Exclude the pictures and return every line exactly as written.

## EXTRACTED MATERIAL
··········
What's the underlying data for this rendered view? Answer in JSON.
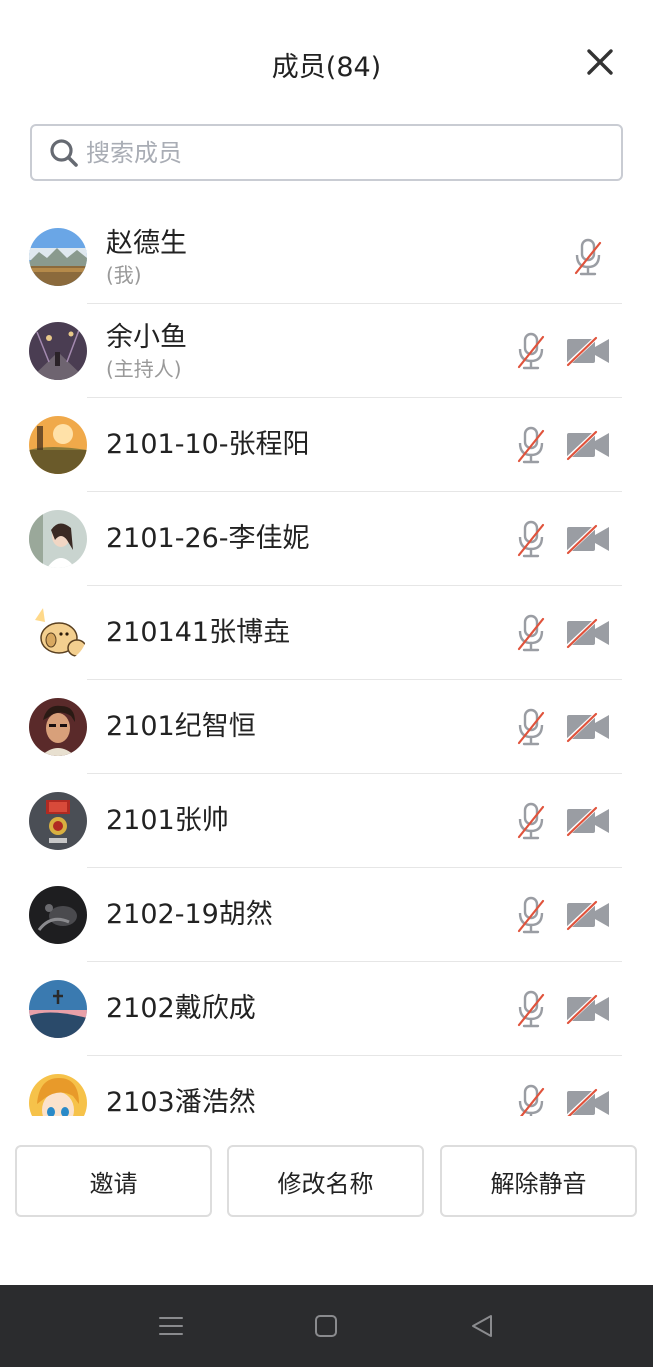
{
  "header": {
    "title": "成员(84)"
  },
  "search": {
    "placeholder": "搜索成员",
    "value": ""
  },
  "members": [
    {
      "name": "赵德生",
      "role": "(我)",
      "avatar": "landscape-avatar",
      "mic": "muted",
      "camera": null
    },
    {
      "name": "余小鱼",
      "role": "(主持人)",
      "avatar": "night-street-avatar",
      "mic": "muted",
      "camera": "off"
    },
    {
      "name": "2101-10-张程阳",
      "role": "",
      "avatar": "sunset-avatar",
      "mic": "muted",
      "camera": "off"
    },
    {
      "name": "2101-26-李佳妮",
      "role": "",
      "avatar": "girl-photo-avatar",
      "mic": "muted",
      "camera": "off"
    },
    {
      "name": "210141张博垚",
      "role": "",
      "avatar": "cartoon-dog-avatar",
      "mic": "muted",
      "camera": "off"
    },
    {
      "name": "2101纪智恒",
      "role": "",
      "avatar": "anime-man-avatar",
      "mic": "muted",
      "camera": "off"
    },
    {
      "name": "2101张帅",
      "role": "",
      "avatar": "medal-avatar",
      "mic": "muted",
      "camera": "off"
    },
    {
      "name": "2102-19胡然",
      "role": "",
      "avatar": "dark-photo-avatar",
      "mic": "muted",
      "camera": "off"
    },
    {
      "name": "2102戴欣成",
      "role": "",
      "avatar": "sky-photo-avatar",
      "mic": "muted",
      "camera": "off"
    },
    {
      "name": "2103潘浩然",
      "role": "",
      "avatar": "anime-girl-avatar",
      "mic": "muted",
      "camera": "off"
    }
  ],
  "actions": {
    "invite": "邀请",
    "rename": "修改名称",
    "unmute": "解除静音"
  },
  "colors": {
    "muted_slash": "#e0533c",
    "icon_gray": "#9a9da3",
    "navbar": "#2b2c2e"
  }
}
··········
## EXPECTED ANSWER
What's the underlying data for this rendered view? Answer in JSON.
{
  "header": {
    "title": "成员(84)"
  },
  "search": {
    "placeholder": "搜索成员",
    "value": ""
  },
  "members": [
    {
      "name": "赵德生",
      "role": "(我)",
      "avatar": "landscape-avatar",
      "mic": "muted",
      "camera": null
    },
    {
      "name": "余小鱼",
      "role": "(主持人)",
      "avatar": "night-street-avatar",
      "mic": "muted",
      "camera": "off"
    },
    {
      "name": "2101-10-张程阳",
      "role": "",
      "avatar": "sunset-avatar",
      "mic": "muted",
      "camera": "off"
    },
    {
      "name": "2101-26-李佳妮",
      "role": "",
      "avatar": "girl-photo-avatar",
      "mic": "muted",
      "camera": "off"
    },
    {
      "name": "210141张博垚",
      "role": "",
      "avatar": "cartoon-dog-avatar",
      "mic": "muted",
      "camera": "off"
    },
    {
      "name": "2101纪智恒",
      "role": "",
      "avatar": "anime-man-avatar",
      "mic": "muted",
      "camera": "off"
    },
    {
      "name": "2101张帅",
      "role": "",
      "avatar": "medal-avatar",
      "mic": "muted",
      "camera": "off"
    },
    {
      "name": "2102-19胡然",
      "role": "",
      "avatar": "dark-photo-avatar",
      "mic": "muted",
      "camera": "off"
    },
    {
      "name": "2102戴欣成",
      "role": "",
      "avatar": "sky-photo-avatar",
      "mic": "muted",
      "camera": "off"
    },
    {
      "name": "2103潘浩然",
      "role": "",
      "avatar": "anime-girl-avatar",
      "mic": "muted",
      "camera": "off"
    }
  ],
  "actions": {
    "invite": "邀请",
    "rename": "修改名称",
    "unmute": "解除静音"
  },
  "colors": {
    "muted_slash": "#e0533c",
    "icon_gray": "#9a9da3",
    "navbar": "#2b2c2e"
  }
}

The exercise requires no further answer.